'''

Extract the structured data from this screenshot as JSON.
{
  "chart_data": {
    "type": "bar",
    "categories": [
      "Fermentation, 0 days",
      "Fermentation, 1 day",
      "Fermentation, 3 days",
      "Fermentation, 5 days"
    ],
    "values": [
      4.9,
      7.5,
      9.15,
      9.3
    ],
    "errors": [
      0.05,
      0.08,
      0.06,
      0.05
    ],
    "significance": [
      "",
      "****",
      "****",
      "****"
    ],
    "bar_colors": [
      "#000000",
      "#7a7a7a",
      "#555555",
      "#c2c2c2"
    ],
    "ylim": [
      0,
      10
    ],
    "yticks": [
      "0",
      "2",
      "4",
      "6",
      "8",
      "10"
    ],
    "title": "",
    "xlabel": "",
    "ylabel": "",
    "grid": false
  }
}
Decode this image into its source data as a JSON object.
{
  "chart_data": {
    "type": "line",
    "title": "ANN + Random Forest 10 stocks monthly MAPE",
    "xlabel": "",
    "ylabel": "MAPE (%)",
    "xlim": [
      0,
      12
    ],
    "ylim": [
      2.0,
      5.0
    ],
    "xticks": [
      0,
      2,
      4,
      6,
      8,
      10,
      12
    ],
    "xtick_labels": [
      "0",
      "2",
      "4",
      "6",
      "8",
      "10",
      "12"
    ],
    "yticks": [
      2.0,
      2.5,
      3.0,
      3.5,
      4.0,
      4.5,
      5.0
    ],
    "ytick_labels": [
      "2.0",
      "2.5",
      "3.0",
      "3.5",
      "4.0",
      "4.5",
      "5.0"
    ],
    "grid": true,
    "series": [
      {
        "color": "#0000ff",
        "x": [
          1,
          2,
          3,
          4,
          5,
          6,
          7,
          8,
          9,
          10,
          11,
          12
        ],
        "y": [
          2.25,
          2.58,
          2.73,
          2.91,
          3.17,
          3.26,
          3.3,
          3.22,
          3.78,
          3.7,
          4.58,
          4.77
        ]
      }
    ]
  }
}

'''

## Short problem
Set down each entry again, unchanged.

## Final answer
Extract the structured data from this screenshot as JSON.
{
  "chart_data": {
    "type": "bar",
    "categories": [
      "Fermentation, 0 days",
      "Fermentation, 1 day",
      "Fermentation, 3 days",
      "Fermentation, 5 days"
    ],
    "values": [
      4.9,
      7.5,
      9.15,
      9.3
    ],
    "errors": [
      0.05,
      0.08,
      0.06,
      0.05
    ],
    "significance": [
      "",
      "****",
      "****",
      "****"
    ],
    "bar_colors": [
      "#000000",
      "#7a7a7a",
      "#555555",
      "#c2c2c2"
    ],
    "ylim": [
      0,
      10
    ],
    "yticks": [
      "0",
      "2",
      "4",
      "6",
      "8",
      "10"
    ],
    "title": "",
    "xlabel": "",
    "ylabel": "",
    "grid": false
  }
}
Decode this image into its source data as a JSON object.
{
  "chart_data": {
    "type": "line",
    "title": "ANN + Random Forest 10 stocks monthly MAPE",
    "xlabel": "",
    "ylabel": "MAPE (%)",
    "xlim": [
      0,
      12
    ],
    "ylim": [
      2.0,
      5.0
    ],
    "xticks": [
      0,
      2,
      4,
      6,
      8,
      10,
      12
    ],
    "xtick_labels": [
      "0",
      "2",
      "4",
      "6",
      "8",
      "10",
      "12"
    ],
    "yticks": [
      2.0,
      2.5,
      3.0,
      3.5,
      4.0,
      4.5,
      5.0
    ],
    "ytick_labels": [
      "2.0",
      "2.5",
      "3.0",
      "3.5",
      "4.0",
      "4.5",
      "5.0"
    ],
    "grid": true,
    "series": [
      {
        "color": "#0000ff",
        "x": [
          1,
          2,
          3,
          4,
          5,
          6,
          7,
          8,
          9,
          10,
          11,
          12
        ],
        "y": [
          2.25,
          2.58,
          2.73,
          2.91,
          3.17,
          3.26,
          3.3,
          3.22,
          3.78,
          3.7,
          4.58,
          4.77
        ]
      }
    ]
  }
}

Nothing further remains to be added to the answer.